(WRITTEN REQUEST):
Locate the line that contains "Give me a plain-text" in the entries below. Retype it and all following lines through the final one, character for character.

(DATA SUPPLIED):
[BEGIN]
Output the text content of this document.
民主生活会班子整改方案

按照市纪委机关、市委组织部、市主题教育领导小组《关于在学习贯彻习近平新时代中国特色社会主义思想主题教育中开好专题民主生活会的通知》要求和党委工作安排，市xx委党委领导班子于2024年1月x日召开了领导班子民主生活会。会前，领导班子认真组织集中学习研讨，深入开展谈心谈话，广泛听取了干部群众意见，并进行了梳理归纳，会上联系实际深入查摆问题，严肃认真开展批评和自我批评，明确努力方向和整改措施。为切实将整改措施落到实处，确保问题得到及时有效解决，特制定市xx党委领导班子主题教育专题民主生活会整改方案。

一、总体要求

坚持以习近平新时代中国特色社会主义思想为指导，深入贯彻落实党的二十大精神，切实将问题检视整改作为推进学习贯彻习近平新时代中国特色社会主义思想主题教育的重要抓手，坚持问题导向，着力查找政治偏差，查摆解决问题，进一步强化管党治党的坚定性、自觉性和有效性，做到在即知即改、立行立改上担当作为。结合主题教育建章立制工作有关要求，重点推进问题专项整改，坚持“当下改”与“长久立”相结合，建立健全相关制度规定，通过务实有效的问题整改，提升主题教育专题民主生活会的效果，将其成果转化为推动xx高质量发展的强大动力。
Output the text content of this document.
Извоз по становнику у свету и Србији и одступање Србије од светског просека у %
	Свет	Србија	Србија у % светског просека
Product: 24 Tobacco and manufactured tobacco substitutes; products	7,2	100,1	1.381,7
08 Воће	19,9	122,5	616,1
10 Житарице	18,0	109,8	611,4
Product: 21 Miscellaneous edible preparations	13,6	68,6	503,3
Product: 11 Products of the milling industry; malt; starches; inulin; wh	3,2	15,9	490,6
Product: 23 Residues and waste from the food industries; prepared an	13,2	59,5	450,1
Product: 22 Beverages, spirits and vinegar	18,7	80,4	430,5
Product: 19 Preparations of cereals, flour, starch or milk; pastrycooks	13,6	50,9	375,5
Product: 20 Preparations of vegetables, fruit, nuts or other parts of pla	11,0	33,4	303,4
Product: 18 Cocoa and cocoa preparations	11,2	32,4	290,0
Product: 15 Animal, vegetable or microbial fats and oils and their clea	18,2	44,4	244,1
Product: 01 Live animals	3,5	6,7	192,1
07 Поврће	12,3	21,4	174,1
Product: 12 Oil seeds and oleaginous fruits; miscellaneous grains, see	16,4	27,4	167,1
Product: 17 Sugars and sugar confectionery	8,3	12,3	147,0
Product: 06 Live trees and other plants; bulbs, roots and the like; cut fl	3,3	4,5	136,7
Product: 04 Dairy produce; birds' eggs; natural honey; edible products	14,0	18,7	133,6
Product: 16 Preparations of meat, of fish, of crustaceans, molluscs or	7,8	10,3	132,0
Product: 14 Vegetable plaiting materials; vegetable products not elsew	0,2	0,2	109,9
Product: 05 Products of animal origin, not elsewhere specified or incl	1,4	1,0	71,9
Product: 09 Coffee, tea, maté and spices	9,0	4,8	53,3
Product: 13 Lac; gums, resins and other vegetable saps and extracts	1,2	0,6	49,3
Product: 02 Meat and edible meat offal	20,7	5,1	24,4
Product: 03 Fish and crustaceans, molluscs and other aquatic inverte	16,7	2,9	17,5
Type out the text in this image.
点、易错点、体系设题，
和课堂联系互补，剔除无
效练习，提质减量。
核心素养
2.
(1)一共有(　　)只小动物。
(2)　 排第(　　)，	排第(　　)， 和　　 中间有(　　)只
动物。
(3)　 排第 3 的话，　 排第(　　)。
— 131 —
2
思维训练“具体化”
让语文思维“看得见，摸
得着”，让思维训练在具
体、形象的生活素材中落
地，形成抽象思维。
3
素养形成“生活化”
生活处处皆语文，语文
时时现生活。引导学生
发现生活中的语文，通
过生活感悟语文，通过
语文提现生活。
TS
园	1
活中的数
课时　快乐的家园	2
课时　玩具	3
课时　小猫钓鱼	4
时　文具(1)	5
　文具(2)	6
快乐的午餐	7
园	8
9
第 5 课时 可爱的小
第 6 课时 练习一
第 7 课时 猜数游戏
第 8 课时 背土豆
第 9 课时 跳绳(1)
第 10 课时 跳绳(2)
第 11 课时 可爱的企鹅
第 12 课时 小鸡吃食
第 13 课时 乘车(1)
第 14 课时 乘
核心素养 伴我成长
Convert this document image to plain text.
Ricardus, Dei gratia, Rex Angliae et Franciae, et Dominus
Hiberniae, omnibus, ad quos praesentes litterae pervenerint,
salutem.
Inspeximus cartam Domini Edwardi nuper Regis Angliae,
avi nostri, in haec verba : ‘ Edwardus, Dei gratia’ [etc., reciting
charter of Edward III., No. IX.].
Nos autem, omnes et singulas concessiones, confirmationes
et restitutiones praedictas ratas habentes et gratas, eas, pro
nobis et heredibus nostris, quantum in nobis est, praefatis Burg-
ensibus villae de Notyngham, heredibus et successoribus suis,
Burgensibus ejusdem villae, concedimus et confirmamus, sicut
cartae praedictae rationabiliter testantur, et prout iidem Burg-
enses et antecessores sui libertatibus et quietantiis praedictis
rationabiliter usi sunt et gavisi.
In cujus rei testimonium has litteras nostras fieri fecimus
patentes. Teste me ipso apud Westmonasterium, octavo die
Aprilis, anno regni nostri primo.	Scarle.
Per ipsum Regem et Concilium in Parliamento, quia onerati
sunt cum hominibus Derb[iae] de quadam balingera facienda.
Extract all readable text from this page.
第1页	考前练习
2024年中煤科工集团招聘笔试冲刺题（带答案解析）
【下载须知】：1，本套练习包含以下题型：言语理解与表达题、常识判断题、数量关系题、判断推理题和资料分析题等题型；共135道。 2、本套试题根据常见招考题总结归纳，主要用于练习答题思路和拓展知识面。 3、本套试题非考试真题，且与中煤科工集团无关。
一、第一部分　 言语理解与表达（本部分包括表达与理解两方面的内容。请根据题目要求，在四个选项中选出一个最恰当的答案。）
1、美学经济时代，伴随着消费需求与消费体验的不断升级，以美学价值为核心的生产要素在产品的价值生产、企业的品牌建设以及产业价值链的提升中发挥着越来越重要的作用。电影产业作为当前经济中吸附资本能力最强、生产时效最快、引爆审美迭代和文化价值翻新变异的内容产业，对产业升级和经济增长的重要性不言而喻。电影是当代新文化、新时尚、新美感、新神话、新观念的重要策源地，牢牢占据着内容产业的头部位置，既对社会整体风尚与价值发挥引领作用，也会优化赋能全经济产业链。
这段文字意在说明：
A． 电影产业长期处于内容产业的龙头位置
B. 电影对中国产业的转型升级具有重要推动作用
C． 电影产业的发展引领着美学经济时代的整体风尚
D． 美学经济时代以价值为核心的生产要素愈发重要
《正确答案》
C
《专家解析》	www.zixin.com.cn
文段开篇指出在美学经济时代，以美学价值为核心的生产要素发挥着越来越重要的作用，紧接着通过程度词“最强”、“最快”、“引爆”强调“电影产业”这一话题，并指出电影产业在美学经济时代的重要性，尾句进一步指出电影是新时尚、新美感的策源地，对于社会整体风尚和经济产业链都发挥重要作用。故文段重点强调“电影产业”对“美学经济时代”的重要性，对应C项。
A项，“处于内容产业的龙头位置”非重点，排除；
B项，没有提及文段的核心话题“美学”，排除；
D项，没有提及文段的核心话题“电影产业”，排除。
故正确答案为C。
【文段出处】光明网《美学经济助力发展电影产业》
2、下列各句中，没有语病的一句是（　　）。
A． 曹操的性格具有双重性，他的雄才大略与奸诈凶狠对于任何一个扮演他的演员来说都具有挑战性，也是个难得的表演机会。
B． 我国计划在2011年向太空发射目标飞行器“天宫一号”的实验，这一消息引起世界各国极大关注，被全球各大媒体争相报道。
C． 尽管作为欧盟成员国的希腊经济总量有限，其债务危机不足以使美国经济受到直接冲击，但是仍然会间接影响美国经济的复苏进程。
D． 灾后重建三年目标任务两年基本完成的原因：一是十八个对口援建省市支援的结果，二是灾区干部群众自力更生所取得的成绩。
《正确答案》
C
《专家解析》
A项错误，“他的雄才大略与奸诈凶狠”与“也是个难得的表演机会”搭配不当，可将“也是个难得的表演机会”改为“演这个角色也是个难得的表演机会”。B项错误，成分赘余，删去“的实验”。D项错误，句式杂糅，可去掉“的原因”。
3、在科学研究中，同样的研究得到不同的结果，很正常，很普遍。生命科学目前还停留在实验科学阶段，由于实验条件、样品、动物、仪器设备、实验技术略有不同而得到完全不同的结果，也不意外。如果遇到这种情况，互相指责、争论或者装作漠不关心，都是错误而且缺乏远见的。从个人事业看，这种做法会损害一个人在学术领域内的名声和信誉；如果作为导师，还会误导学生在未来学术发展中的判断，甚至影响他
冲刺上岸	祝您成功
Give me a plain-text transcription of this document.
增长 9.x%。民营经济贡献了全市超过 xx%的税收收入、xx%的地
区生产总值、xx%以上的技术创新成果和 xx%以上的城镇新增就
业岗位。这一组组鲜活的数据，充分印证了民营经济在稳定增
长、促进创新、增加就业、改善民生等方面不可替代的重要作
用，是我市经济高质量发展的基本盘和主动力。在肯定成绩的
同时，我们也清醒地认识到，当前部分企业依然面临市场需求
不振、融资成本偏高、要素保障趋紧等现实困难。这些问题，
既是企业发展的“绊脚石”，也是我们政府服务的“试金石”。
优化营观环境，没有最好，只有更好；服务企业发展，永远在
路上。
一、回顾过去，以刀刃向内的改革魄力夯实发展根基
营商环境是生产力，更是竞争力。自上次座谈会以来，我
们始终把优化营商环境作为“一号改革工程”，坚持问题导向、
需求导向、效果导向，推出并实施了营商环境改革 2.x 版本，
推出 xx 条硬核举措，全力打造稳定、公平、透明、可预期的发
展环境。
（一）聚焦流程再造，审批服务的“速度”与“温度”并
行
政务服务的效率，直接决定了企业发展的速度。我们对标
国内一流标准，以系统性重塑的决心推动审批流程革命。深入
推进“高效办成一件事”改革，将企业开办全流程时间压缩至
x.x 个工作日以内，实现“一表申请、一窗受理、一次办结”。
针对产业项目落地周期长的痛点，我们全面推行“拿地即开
[END]
(EXPECTED ANSWER):
Give me a plain-text transcription of this document.
增长 9.x%。民营经济贡献了全市超过 xx%的税收收入、xx%的地
区生产总值、xx%以上的技术创新成果和 xx%以上的城镇新增就
业岗位。这一组组鲜活的数据，充分印证了民营经济在稳定增
长、促进创新、增加就业、改善民生等方面不可替代的重要作
用，是我市经济高质量发展的基本盘和主动力。在肯定成绩的
同时，我们也清醒地认识到，当前部分企业依然面临市场需求
不振、融资成本偏高、要素保障趋紧等现实困难。这些问题，
既是企业发展的“绊脚石”，也是我们政府服务的“试金石”。
优化营观环境，没有最好，只有更好；服务企业发展，永远在
路上。
一、回顾过去，以刀刃向内的改革魄力夯实发展根基
营商环境是生产力，更是竞争力。自上次座谈会以来，我
们始终把优化营商环境作为“一号改革工程”，坚持问题导向、
需求导向、效果导向，推出并实施了营商环境改革 2.x 版本，
推出 xx 条硬核举措，全力打造稳定、公平、透明、可预期的发
展环境。
（一）聚焦流程再造，审批服务的“速度”与“温度”并
行
政务服务的效率，直接决定了企业发展的速度。我们对标
国内一流标准，以系统性重塑的决心推动审批流程革命。深入
推进“高效办成一件事”改革，将企业开办全流程时间压缩至
x.x 个工作日以内，实现“一表申请、一窗受理、一次办结”。
针对产业项目落地周期长的痛点，我们全面推行“拿地即开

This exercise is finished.